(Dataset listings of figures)
────────────────────────────────────────

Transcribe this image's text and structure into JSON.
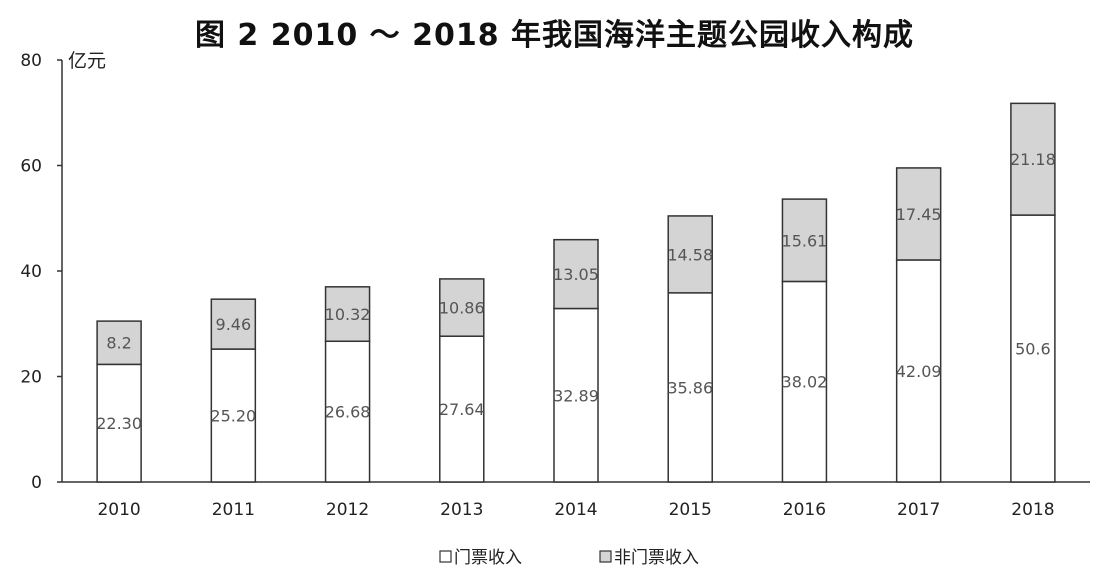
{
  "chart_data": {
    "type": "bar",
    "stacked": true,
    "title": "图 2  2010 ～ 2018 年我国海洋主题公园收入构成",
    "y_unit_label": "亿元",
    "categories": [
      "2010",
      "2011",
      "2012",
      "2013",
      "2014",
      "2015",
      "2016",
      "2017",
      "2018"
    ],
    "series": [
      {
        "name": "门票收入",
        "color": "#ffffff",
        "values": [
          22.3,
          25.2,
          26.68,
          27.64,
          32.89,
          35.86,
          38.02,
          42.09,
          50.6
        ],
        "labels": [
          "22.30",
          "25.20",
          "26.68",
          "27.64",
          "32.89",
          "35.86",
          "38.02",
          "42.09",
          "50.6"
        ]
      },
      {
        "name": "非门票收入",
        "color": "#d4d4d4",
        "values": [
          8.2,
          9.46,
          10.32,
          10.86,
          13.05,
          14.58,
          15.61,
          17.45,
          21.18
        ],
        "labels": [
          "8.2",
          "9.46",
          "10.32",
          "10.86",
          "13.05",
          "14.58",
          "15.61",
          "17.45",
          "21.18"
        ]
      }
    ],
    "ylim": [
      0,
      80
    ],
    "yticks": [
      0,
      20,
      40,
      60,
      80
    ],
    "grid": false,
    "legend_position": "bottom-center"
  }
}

────────────────────────────────────────

- **EXERCISE DIRECTIONS**
Pictures in the data above should not be copied; transcribe everything else exactly.

- **SOLUTION**
Transcribe this image's text and structure into JSON.
{
  "chart_data": {
    "type": "bar",
    "stacked": true,
    "title": "图 2  2010 ～ 2018 年我国海洋主题公园收入构成",
    "y_unit_label": "亿元",
    "categories": [
      "2010",
      "2011",
      "2012",
      "2013",
      "2014",
      "2015",
      "2016",
      "2017",
      "2018"
    ],
    "series": [
      {
        "name": "门票收入",
        "color": "#ffffff",
        "values": [
          22.3,
          25.2,
          26.68,
          27.64,
          32.89,
          35.86,
          38.02,
          42.09,
          50.6
        ],
        "labels": [
          "22.30",
          "25.20",
          "26.68",
          "27.64",
          "32.89",
          "35.86",
          "38.02",
          "42.09",
          "50.6"
        ]
      },
      {
        "name": "非门票收入",
        "color": "#d4d4d4",
        "values": [
          8.2,
          9.46,
          10.32,
          10.86,
          13.05,
          14.58,
          15.61,
          17.45,
          21.18
        ],
        "labels": [
          "8.2",
          "9.46",
          "10.32",
          "10.86",
          "13.05",
          "14.58",
          "15.61",
          "17.45",
          "21.18"
        ]
      }
    ],
    "ylim": [
      0,
      80
    ],
    "yticks": [
      0,
      20,
      40,
      60,
      80
    ],
    "grid": false,
    "legend_position": "bottom-center"
  }
}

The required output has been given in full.